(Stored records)
══════════

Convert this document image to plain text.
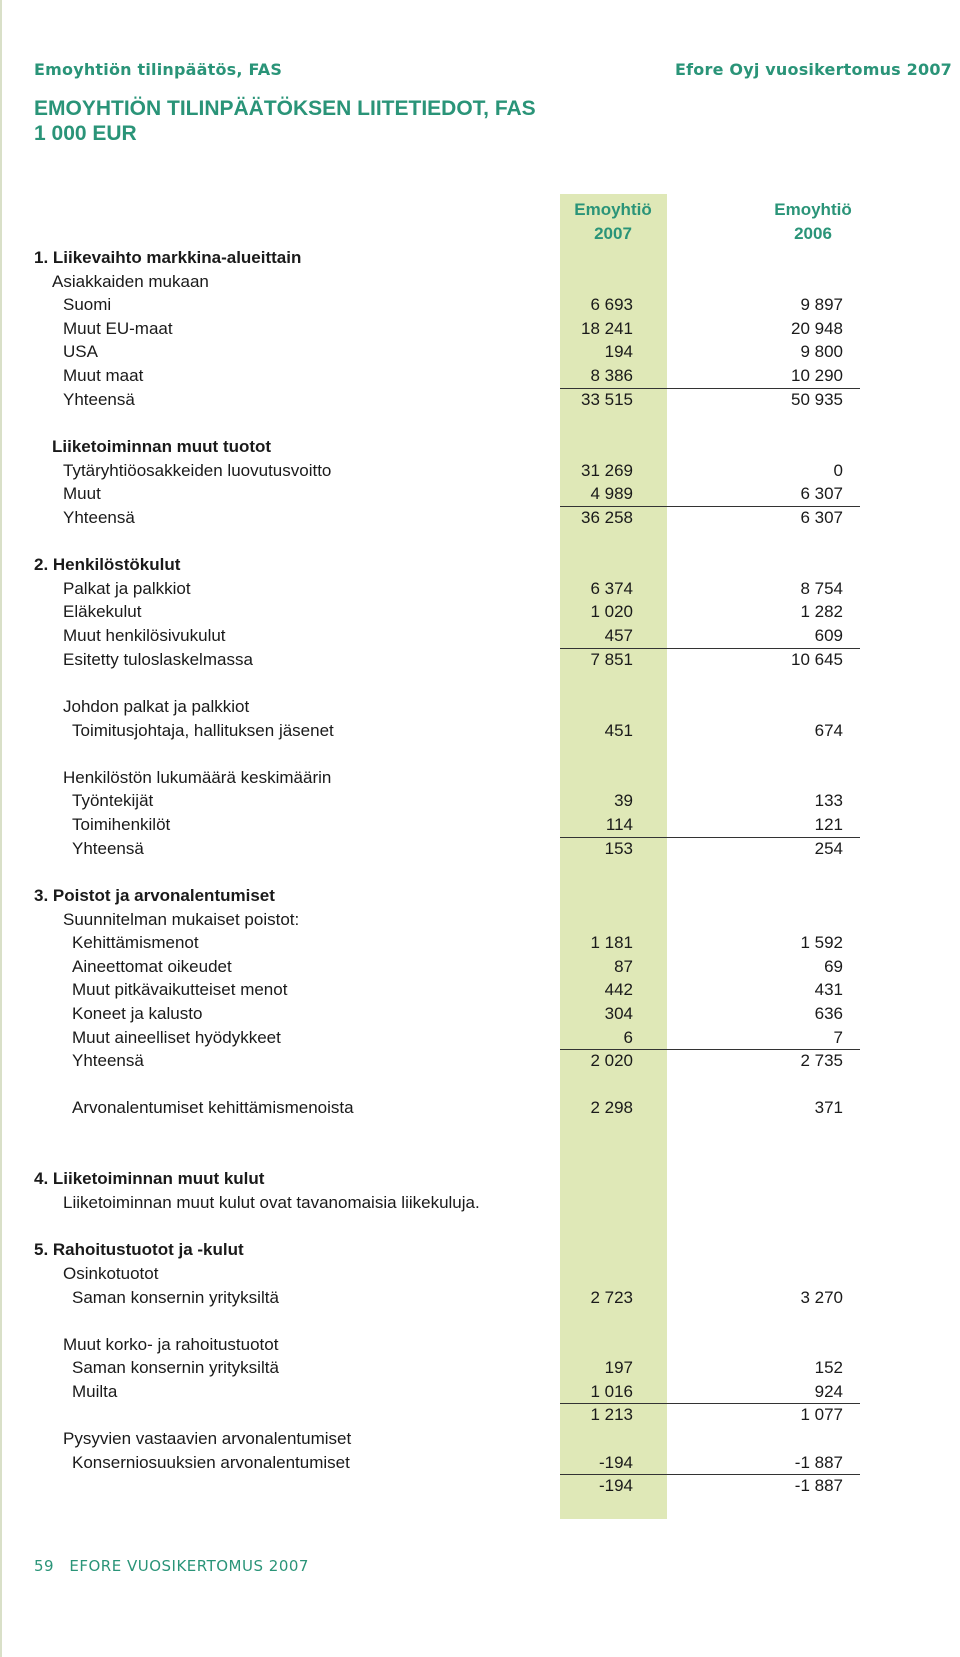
Emoyhtiön tilinpäätös, FAS	Efore Oyj vuosikertomus 2007
EMOYHTIÖN TILINPÄÄTÖKSEN LIITETIEDOT, FAS
1 000 EUR
Emoyhtiö
2007
Emoyhtiö
2006
1. Liikevaihto markkina-alueittain
Asiakkaiden mukaan
Suomi	6 693	9 897
Muut EU-maat	18 241	20 948
USA	194	9 800
Muut maat	8 386	10 290
Yhteensä	33 515	50 935
Liiketoiminnan muut tuotot
Tytäryhtiöosakkeiden luovutusvoitto	31 269	0
Muut	4 989	6 307
Yhteensä	36 258	6 307
2. Henkilöstökulut
Palkat ja palkkiot	6 374	8 754
Eläkekulut	1 020	1 282
Muut henkilösivukulut	457	609
Esitetty tuloslaskelmassa	7 851	10 645
Johdon palkat ja palkkiot
Toimitusjohtaja, hallituksen jäsenet	451	674
Henkilöstön lukumäärä keskimäärin
Työntekijät	39	133
Toimihenkilöt	114	121
Yhteensä	153	254
3. Poistot ja arvonalentumiset
Suunnitelman mukaiset poistot:
Kehittämismenot	1 181	1 592
Aineettomat oikeudet	87	69
Muut pitkävaikutteiset menot	442	431
Koneet ja kalusto	304	636
Muut aineelliset hyödykkeet	6	7
Yhteensä	2 020	2 735
Arvonalentumiset kehittämismenoista	2 298	371
4. Liiketoiminnan muut kulut
Liiketoiminnan muut kulut ovat tavanomaisia liikekuluja.
5. Rahoitustuotot ja -kulut
Osinkotuotot
Saman konsernin yrityksiltä	2 723	3 270
Muut korko- ja rahoitustuotot
Saman konsernin yrityksiltä	197	152
Muilta	1 016	924
1 213	1 077
Pysyvien vastaavien arvonalentumiset
Konserniosuuksien arvonalentumiset	-194	-1 887
-194	-1 887
59 EFORE VUOSIKERTOMUS 2007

══════════

* Do this
Copy out every line in the listing where the word "maat" appears.

* Task solution
Muut EU-maat	18 241	20 948
Muut maat	8 386	10 290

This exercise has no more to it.